== TASK STATEMENT ==
Among the entries, which lines carry the string "JSON"? Copy each of them.

[Stored items from a collection]
━━━━━━━━━━

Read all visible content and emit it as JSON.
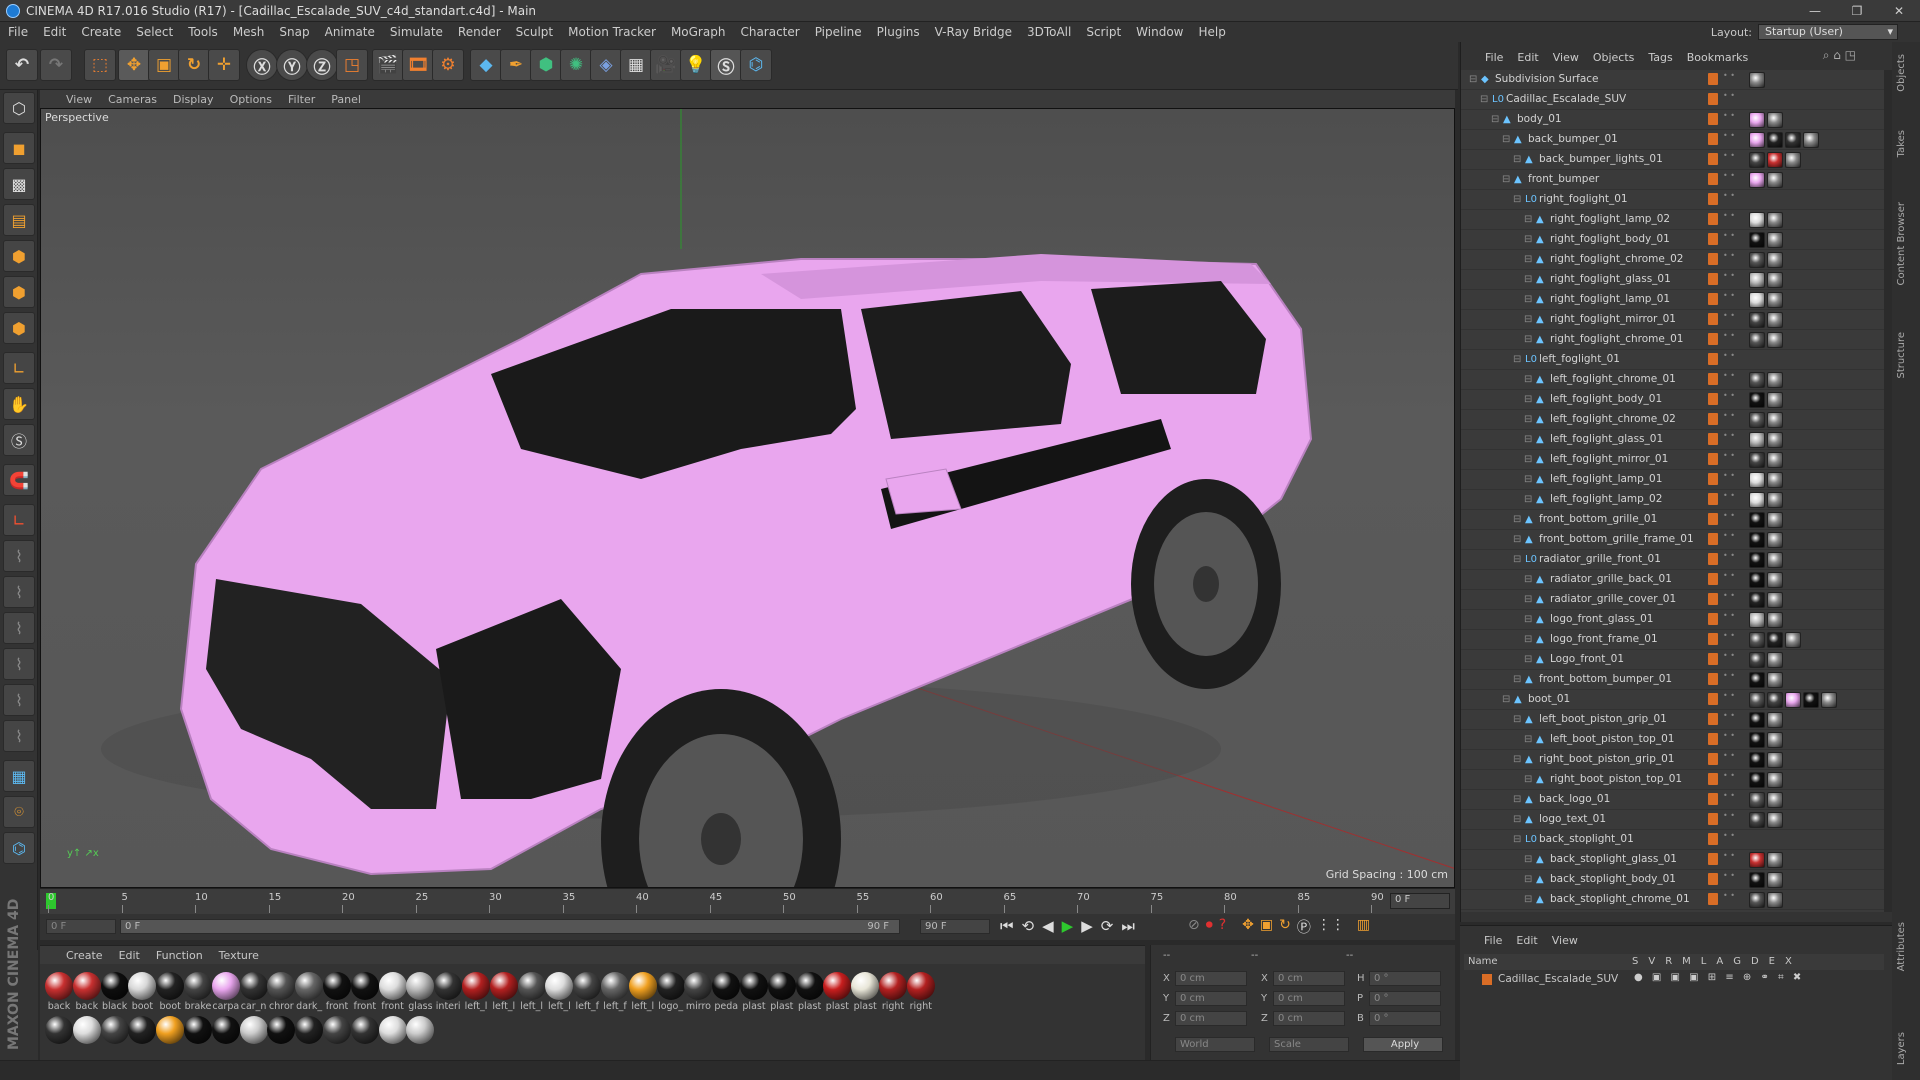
{
  "window": {
    "title": "CINEMA 4D R17.016 Studio (R17) - [Cadillac_Escalade_SUV_c4d_standart.c4d] - Main",
    "buttons": [
      "—",
      "❐",
      "✕"
    ]
  },
  "menu": [
    "File",
    "Edit",
    "Create",
    "Select",
    "Tools",
    "Mesh",
    "Snap",
    "Animate",
    "Simulate",
    "Render",
    "Sculpt",
    "Motion Tracker",
    "MoGraph",
    "Character",
    "Pipeline",
    "Plugins",
    "V-Ray Bridge",
    "3DToAll",
    "Script",
    "Window",
    "Help"
  ],
  "layout": {
    "label": "Layout:",
    "value": "Startup (User)"
  },
  "viewport": {
    "menu": [
      "View",
      "Cameras",
      "Display",
      "Options",
      "Filter",
      "Panel"
    ],
    "label": "Perspective",
    "grid_spacing": "Grid Spacing : 100 cm"
  },
  "timeline": {
    "ticks": [
      "0",
      "5",
      "10",
      "15",
      "20",
      "25",
      "30",
      "35",
      "40",
      "45",
      "50",
      "55",
      "60",
      "65",
      "70",
      "75",
      "80",
      "85",
      "90"
    ],
    "frame_field": "0 F",
    "start": "0 F",
    "start2": "0 F",
    "end": "90 F",
    "end2": "90 F"
  },
  "materials": {
    "menu": [
      "Create",
      "Edit",
      "Function",
      "Texture"
    ],
    "row1": [
      {
        "l": "back",
        "c": "#c83030"
      },
      {
        "l": "back",
        "c": "#c83030"
      },
      {
        "l": "black",
        "c": "#0e0e0e"
      },
      {
        "l": "boot",
        "c": "#d8d8d8"
      },
      {
        "l": "boot",
        "c": "#222"
      },
      {
        "l": "brake",
        "c": "#444"
      },
      {
        "l": "carpa",
        "c": "#e9a6ee"
      },
      {
        "l": "car_n",
        "c": "#333"
      },
      {
        "l": "chror",
        "c": "#555"
      },
      {
        "l": "dark_",
        "c": "#666"
      },
      {
        "l": "front",
        "c": "#111"
      },
      {
        "l": "front",
        "c": "#111"
      },
      {
        "l": "front",
        "c": "#ddd"
      },
      {
        "l": "glass",
        "c": "#bbb"
      },
      {
        "l": "interi",
        "c": "#333"
      },
      {
        "l": "left_l",
        "c": "#b32020"
      },
      {
        "l": "left_l",
        "c": "#b32020"
      },
      {
        "l": "left_l",
        "c": "#555"
      },
      {
        "l": "left_l",
        "c": "#ddd"
      },
      {
        "l": "left_f",
        "c": "#444"
      },
      {
        "l": "left_f",
        "c": "#666"
      },
      {
        "l": "left_l",
        "c": "#f0a020"
      },
      {
        "l": "logo_",
        "c": "#222"
      },
      {
        "l": "mirro",
        "c": "#444"
      },
      {
        "l": "peda",
        "c": "#111"
      },
      {
        "l": "plast",
        "c": "#111"
      },
      {
        "l": "plast",
        "c": "#111"
      },
      {
        "l": "plast",
        "c": "#111"
      },
      {
        "l": "plast",
        "c": "#c81e1e"
      },
      {
        "l": "plast",
        "c": "#e8e6d8"
      },
      {
        "l": "right",
        "c": "#b32020"
      },
      {
        "l": "right",
        "c": "#b32020"
      }
    ],
    "row2": [
      {
        "c": "#333"
      },
      {
        "c": "#ddd"
      },
      {
        "c": "#444"
      },
      {
        "c": "#222"
      },
      {
        "c": "#f0a020"
      },
      {
        "c": "#111"
      },
      {
        "c": "#111"
      },
      {
        "c": "#ccc"
      },
      {
        "c": "#111"
      },
      {
        "c": "#222"
      },
      {
        "c": "#444"
      },
      {
        "c": "#333"
      },
      {
        "c": "#ddd"
      },
      {
        "c": "#ccc"
      }
    ]
  },
  "coords": {
    "x": "X",
    "y": "Y",
    "z": "Z",
    "h": "H",
    "p": "P",
    "b": "B",
    "pos": "0 cm",
    "rot": "0 °",
    "world": "World",
    "scale": "Scale",
    "apply": "Apply",
    "dash": "--"
  },
  "objects": {
    "menu": [
      "File",
      "Edit",
      "View",
      "Objects",
      "Tags",
      "Bookmarks"
    ],
    "rows": [
      {
        "n": "Subdivision Surface",
        "d": 0,
        "i": "◆",
        "tags": [
          "#888"
        ]
      },
      {
        "n": "Cadillac_Escalade_SUV",
        "d": 1,
        "i": "L0",
        "tags": []
      },
      {
        "n": "body_01",
        "d": 2,
        "i": "▲",
        "tags": [
          "#e9a6ee",
          "#888"
        ]
      },
      {
        "n": "back_bumper_01",
        "d": 3,
        "i": "▲",
        "tags": [
          "#e9a6ee",
          "#222",
          "#333",
          "#888"
        ]
      },
      {
        "n": "back_bumper_lights_01",
        "d": 4,
        "i": "▲",
        "tags": [
          "#444",
          "#c83030",
          "#888"
        ]
      },
      {
        "n": "front_bumper",
        "d": 3,
        "i": "▲",
        "tags": [
          "#e9a6ee",
          "#888"
        ]
      },
      {
        "n": "right_foglight_01",
        "d": 4,
        "i": "L0",
        "tags": []
      },
      {
        "n": "right_foglight_lamp_02",
        "d": 5,
        "i": "▲",
        "tags": [
          "#ddd",
          "#888"
        ]
      },
      {
        "n": "right_foglight_body_01",
        "d": 5,
        "i": "▲",
        "tags": [
          "#111",
          "#888"
        ]
      },
      {
        "n": "right_foglight_chrome_02",
        "d": 5,
        "i": "▲",
        "tags": [
          "#555",
          "#888"
        ]
      },
      {
        "n": "right_foglight_glass_01",
        "d": 5,
        "i": "▲",
        "tags": [
          "#bbb",
          "#888"
        ]
      },
      {
        "n": "right_foglight_lamp_01",
        "d": 5,
        "i": "▲",
        "tags": [
          "#ddd",
          "#888"
        ]
      },
      {
        "n": "right_foglight_mirror_01",
        "d": 5,
        "i": "▲",
        "tags": [
          "#444",
          "#888"
        ]
      },
      {
        "n": "right_foglight_chrome_01",
        "d": 5,
        "i": "▲",
        "tags": [
          "#555",
          "#888"
        ]
      },
      {
        "n": "left_foglight_01",
        "d": 4,
        "i": "L0",
        "tags": []
      },
      {
        "n": "left_foglight_chrome_01",
        "d": 5,
        "i": "▲",
        "tags": [
          "#555",
          "#888"
        ]
      },
      {
        "n": "left_foglight_body_01",
        "d": 5,
        "i": "▲",
        "tags": [
          "#111",
          "#888"
        ]
      },
      {
        "n": "left_foglight_chrome_02",
        "d": 5,
        "i": "▲",
        "tags": [
          "#555",
          "#888"
        ]
      },
      {
        "n": "left_foglight_glass_01",
        "d": 5,
        "i": "▲",
        "tags": [
          "#bbb",
          "#888"
        ]
      },
      {
        "n": "left_foglight_mirror_01",
        "d": 5,
        "i": "▲",
        "tags": [
          "#444",
          "#888"
        ]
      },
      {
        "n": "left_foglight_lamp_01",
        "d": 5,
        "i": "▲",
        "tags": [
          "#ddd",
          "#888"
        ]
      },
      {
        "n": "left_foglight_lamp_02",
        "d": 5,
        "i": "▲",
        "tags": [
          "#ddd",
          "#888"
        ]
      },
      {
        "n": "front_bottom_grille_01",
        "d": 4,
        "i": "▲",
        "tags": [
          "#111",
          "#888"
        ]
      },
      {
        "n": "front_bottom_grille_frame_01",
        "d": 4,
        "i": "▲",
        "tags": [
          "#111",
          "#888"
        ]
      },
      {
        "n": "radiator_grille_front_01",
        "d": 4,
        "i": "L0",
        "tags": [
          "#111",
          "#888"
        ]
      },
      {
        "n": "radiator_grille_back_01",
        "d": 5,
        "i": "▲",
        "tags": [
          "#111",
          "#888"
        ]
      },
      {
        "n": "radiator_grille_cover_01",
        "d": 5,
        "i": "▲",
        "tags": [
          "#222",
          "#888"
        ]
      },
      {
        "n": "logo_front_glass_01",
        "d": 5,
        "i": "▲",
        "tags": [
          "#bbb",
          "#888"
        ]
      },
      {
        "n": "logo_front_frame_01",
        "d": 5,
        "i": "▲",
        "tags": [
          "#555",
          "#222",
          "#888"
        ]
      },
      {
        "n": "Logo_front_01",
        "d": 5,
        "i": "▲",
        "tags": [
          "#444",
          "#888"
        ]
      },
      {
        "n": "front_bottom_bumper_01",
        "d": 4,
        "i": "▲",
        "tags": [
          "#111",
          "#888"
        ]
      },
      {
        "n": "boot_01",
        "d": 3,
        "i": "▲",
        "tags": [
          "#555",
          "#444",
          "#e9a6ee",
          "#111",
          "#888"
        ]
      },
      {
        "n": "left_boot_piston_grip_01",
        "d": 4,
        "i": "▲",
        "tags": [
          "#111",
          "#888"
        ]
      },
      {
        "n": "left_boot_piston_top_01",
        "d": 5,
        "i": "▲",
        "tags": [
          "#111",
          "#888"
        ]
      },
      {
        "n": "right_boot_piston_grip_01",
        "d": 4,
        "i": "▲",
        "tags": [
          "#111",
          "#888"
        ]
      },
      {
        "n": "right_boot_piston_top_01",
        "d": 5,
        "i": "▲",
        "tags": [
          "#111",
          "#888"
        ]
      },
      {
        "n": "back_logo_01",
        "d": 4,
        "i": "▲",
        "tags": [
          "#555",
          "#888"
        ]
      },
      {
        "n": "logo_text_01",
        "d": 4,
        "i": "▲",
        "tags": [
          "#444",
          "#888"
        ]
      },
      {
        "n": "back_stoplight_01",
        "d": 4,
        "i": "L0",
        "tags": []
      },
      {
        "n": "back_stoplight_glass_01",
        "d": 5,
        "i": "▲",
        "tags": [
          "#c83030",
          "#888"
        ]
      },
      {
        "n": "back_stoplight_body_01",
        "d": 5,
        "i": "▲",
        "tags": [
          "#111",
          "#888"
        ]
      },
      {
        "n": "back_stoplight_chrome_01",
        "d": 5,
        "i": "▲",
        "tags": [
          "#555",
          "#888"
        ]
      }
    ]
  },
  "layers": {
    "menu": [
      "File",
      "Edit",
      "View"
    ],
    "name_col": "Name",
    "cols": [
      "S",
      "V",
      "R",
      "M",
      "L",
      "A",
      "G",
      "D",
      "E",
      "X"
    ],
    "item": "Cadillac_Escalade_SUV"
  },
  "right_tabs": [
    "Objects",
    "Takes",
    "Content Browser",
    "Structure",
    "Attributes",
    "Layers"
  ],
  "brand": "MAXON CINEMA 4D"
}
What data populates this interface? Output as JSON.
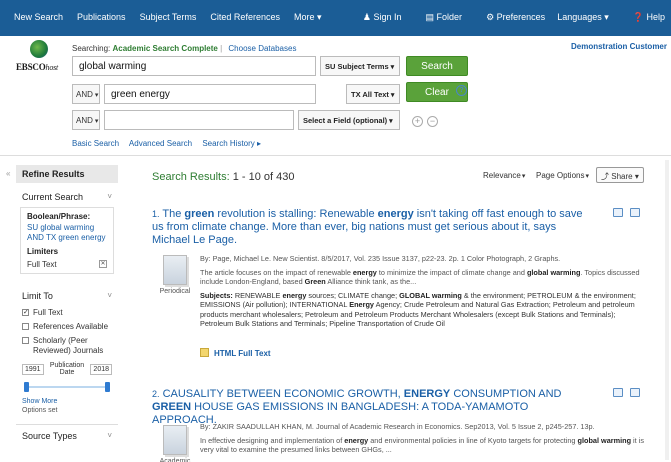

━━━━━━━━━━

== EXERCISE RESULT ==
Read all visible content and emit it as JSON.
What data populates this interface? Output as JSON.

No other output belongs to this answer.